→ **Short task**
Find and copy lines holding "Trumbic".

→ **Information given**
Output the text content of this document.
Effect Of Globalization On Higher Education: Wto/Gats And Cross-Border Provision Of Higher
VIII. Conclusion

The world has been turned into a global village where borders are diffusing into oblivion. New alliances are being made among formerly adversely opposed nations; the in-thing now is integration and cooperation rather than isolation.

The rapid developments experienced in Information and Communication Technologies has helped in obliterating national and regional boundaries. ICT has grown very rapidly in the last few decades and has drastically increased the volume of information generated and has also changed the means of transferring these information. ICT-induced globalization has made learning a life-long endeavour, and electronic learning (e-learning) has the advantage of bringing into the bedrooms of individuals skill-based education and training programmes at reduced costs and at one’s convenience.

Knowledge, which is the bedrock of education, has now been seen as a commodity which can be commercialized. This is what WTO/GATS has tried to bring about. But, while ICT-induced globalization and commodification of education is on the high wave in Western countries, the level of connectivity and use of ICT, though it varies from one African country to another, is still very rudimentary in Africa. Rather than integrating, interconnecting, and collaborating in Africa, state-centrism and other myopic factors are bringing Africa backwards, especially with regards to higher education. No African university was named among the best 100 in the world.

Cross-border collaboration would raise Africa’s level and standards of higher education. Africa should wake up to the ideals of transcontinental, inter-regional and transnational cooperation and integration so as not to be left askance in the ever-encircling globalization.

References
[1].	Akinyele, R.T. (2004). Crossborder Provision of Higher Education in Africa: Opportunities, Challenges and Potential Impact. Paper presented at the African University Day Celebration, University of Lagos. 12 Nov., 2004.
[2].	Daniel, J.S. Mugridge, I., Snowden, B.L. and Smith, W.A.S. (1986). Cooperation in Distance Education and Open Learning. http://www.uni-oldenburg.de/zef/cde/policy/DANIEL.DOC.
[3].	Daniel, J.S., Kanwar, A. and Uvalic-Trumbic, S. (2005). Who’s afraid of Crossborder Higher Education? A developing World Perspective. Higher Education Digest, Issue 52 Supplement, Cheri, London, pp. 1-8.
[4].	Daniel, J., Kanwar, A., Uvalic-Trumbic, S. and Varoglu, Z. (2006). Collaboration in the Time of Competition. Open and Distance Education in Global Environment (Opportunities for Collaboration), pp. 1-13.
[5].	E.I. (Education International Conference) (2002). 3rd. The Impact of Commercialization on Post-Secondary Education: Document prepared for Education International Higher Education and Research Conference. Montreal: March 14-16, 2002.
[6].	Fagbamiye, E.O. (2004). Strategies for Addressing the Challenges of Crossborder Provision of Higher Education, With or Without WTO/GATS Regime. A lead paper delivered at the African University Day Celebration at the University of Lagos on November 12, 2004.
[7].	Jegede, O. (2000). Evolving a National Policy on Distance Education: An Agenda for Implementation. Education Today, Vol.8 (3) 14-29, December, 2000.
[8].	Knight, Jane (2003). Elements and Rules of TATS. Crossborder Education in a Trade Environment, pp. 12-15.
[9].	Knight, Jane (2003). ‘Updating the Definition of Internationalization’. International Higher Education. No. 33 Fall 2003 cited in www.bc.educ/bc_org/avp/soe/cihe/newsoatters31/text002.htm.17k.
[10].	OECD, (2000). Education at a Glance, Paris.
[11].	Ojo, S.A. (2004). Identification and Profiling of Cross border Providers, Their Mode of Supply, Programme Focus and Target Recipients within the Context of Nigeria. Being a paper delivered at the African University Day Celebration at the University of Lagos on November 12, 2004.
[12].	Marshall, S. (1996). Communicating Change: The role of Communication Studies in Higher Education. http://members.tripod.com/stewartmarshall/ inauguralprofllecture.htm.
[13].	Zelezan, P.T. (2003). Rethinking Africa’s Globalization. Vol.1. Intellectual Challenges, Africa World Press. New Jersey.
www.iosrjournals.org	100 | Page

→ **The solution**
[3].	Daniel, J.S., Kanwar, A. and Uvalic-Trumbic, S. (2005). Who’s afraid of Crossborder Higher Education? A developing World Perspective. Higher Education Digest, Issue 52 Supplement, Cheri, London, pp. 1-8.
[4].	Daniel, J., Kanwar, A., Uvalic-Trumbic, S. and Varoglu, Z. (2006). Collaboration in the Time of Competition. Open and Distance Education in Global Environment (Opportunities for Collaboration), pp. 1-13.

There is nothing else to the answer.